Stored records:
<<<<
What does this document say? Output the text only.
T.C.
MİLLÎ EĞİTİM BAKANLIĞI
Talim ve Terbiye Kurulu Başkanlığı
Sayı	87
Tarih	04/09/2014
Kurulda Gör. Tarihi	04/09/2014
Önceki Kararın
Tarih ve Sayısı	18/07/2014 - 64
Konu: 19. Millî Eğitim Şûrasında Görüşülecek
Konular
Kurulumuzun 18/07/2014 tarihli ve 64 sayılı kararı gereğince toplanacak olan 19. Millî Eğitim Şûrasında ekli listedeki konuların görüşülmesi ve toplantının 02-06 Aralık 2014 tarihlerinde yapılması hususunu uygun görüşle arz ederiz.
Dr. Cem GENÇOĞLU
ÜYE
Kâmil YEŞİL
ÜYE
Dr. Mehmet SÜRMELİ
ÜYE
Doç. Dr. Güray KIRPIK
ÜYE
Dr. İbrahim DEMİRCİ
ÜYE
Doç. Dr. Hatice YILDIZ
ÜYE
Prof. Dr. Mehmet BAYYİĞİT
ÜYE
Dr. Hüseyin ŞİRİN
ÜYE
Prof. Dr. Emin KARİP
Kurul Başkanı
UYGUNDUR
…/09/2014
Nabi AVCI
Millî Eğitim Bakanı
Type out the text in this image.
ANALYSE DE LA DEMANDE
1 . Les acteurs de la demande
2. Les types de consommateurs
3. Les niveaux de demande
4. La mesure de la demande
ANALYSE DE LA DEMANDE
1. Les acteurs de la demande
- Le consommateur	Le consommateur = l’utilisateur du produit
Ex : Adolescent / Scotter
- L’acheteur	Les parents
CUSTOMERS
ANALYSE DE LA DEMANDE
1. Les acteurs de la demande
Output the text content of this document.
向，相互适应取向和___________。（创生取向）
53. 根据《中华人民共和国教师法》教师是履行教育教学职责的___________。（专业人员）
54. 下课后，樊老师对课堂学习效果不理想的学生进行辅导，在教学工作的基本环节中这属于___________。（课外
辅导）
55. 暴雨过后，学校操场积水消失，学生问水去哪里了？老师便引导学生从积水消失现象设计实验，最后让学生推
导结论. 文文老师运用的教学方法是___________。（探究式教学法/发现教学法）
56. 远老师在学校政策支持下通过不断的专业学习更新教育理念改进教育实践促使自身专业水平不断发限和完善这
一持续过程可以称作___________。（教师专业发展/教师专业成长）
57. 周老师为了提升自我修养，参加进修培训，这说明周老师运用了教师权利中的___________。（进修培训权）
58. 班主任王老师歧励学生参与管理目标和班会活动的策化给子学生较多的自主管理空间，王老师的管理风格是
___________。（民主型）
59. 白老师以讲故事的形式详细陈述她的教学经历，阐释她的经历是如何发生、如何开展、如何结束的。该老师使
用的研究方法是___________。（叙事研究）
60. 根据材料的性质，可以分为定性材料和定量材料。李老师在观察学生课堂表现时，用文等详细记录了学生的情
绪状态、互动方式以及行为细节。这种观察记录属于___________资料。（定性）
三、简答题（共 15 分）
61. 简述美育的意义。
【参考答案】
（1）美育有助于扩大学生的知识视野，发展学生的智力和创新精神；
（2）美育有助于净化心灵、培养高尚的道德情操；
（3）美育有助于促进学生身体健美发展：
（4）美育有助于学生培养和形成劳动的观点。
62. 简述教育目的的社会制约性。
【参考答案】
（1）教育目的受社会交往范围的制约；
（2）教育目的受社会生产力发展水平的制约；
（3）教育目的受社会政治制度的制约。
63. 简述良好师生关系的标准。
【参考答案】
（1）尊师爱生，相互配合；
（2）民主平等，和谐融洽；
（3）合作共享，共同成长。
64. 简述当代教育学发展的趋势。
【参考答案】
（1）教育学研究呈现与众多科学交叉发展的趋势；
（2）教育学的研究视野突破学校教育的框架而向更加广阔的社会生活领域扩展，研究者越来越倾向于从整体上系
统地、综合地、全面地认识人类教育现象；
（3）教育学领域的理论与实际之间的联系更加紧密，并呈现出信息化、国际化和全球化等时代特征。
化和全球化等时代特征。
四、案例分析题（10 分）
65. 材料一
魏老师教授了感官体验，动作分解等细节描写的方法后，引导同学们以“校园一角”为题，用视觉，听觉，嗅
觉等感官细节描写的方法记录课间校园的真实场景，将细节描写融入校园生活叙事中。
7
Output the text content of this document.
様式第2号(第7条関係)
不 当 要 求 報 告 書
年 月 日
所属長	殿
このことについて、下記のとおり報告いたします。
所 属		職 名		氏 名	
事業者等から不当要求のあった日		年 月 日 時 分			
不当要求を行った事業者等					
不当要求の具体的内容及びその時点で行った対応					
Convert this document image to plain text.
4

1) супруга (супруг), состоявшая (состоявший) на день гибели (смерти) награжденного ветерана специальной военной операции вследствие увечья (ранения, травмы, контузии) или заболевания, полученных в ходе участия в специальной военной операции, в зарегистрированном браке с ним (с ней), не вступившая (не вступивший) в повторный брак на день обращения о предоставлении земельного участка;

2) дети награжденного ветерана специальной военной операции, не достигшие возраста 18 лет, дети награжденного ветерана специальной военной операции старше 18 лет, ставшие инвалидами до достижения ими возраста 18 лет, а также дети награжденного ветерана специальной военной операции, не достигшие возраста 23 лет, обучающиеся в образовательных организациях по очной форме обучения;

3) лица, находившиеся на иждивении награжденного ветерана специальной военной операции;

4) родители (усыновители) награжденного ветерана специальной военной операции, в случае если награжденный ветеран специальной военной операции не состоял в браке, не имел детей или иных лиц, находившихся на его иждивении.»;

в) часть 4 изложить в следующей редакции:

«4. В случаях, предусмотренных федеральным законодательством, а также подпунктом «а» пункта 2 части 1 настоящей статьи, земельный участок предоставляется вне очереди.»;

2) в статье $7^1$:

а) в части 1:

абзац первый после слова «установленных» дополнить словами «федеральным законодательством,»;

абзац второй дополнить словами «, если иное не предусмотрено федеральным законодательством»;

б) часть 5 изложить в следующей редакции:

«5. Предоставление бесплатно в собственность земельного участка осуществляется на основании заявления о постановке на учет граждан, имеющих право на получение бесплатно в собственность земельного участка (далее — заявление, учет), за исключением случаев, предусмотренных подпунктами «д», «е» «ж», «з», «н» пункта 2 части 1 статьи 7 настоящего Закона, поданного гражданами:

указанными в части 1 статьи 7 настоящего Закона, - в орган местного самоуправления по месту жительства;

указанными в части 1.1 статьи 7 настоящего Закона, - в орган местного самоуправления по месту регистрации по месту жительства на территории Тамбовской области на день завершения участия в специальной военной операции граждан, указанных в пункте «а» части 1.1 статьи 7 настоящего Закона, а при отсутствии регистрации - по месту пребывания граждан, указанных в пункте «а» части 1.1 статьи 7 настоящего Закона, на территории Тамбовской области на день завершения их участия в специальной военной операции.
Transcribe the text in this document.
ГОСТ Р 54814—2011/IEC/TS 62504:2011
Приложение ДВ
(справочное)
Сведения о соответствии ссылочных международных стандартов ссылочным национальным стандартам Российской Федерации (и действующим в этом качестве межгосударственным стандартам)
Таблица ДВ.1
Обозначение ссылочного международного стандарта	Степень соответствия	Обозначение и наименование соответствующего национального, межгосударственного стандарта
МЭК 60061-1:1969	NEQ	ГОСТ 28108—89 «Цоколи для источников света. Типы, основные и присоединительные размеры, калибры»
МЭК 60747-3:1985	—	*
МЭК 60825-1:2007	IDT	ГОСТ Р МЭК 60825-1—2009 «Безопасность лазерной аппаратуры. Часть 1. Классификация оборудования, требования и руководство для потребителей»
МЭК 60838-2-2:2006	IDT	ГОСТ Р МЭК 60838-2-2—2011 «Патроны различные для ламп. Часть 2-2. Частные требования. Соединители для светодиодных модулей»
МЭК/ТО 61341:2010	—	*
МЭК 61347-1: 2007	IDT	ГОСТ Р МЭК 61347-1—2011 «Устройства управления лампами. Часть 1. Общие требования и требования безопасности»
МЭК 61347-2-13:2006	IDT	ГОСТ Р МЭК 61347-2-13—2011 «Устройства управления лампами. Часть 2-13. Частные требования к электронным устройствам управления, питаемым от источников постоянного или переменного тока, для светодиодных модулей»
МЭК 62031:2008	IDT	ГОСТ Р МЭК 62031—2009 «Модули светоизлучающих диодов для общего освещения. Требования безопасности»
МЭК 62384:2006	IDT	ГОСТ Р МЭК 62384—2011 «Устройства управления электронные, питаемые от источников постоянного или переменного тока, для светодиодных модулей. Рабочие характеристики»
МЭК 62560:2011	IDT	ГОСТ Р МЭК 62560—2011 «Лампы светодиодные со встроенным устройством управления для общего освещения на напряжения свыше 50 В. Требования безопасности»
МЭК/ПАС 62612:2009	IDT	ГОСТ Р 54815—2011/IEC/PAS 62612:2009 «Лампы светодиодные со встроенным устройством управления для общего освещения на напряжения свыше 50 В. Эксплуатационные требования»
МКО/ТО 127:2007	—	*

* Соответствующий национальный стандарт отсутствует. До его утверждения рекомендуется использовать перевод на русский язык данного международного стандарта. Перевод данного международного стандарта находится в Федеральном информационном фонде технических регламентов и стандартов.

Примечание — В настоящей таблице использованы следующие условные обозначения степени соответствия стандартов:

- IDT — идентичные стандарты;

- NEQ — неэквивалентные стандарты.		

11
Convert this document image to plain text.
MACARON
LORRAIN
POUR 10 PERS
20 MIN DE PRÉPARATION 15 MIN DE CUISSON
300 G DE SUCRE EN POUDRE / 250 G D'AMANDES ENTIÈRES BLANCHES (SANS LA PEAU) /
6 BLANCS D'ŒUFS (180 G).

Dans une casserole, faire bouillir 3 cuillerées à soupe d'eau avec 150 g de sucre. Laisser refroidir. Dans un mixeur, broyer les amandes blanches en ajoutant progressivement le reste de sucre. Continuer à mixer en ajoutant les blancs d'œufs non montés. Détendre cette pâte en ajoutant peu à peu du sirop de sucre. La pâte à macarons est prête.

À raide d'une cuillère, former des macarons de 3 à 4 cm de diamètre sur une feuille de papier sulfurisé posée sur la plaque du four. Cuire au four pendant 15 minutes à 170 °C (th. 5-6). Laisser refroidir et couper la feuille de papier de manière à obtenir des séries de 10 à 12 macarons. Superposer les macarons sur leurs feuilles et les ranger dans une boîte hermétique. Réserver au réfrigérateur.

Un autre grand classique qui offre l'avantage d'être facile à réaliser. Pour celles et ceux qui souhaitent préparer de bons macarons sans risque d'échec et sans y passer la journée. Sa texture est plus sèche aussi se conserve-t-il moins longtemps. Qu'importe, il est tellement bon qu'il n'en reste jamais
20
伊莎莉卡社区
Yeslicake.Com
>>>>
Task instructions:
Tally the lines that hold the string "дополнить" and state the total, nothing more.

Answer to this task:
2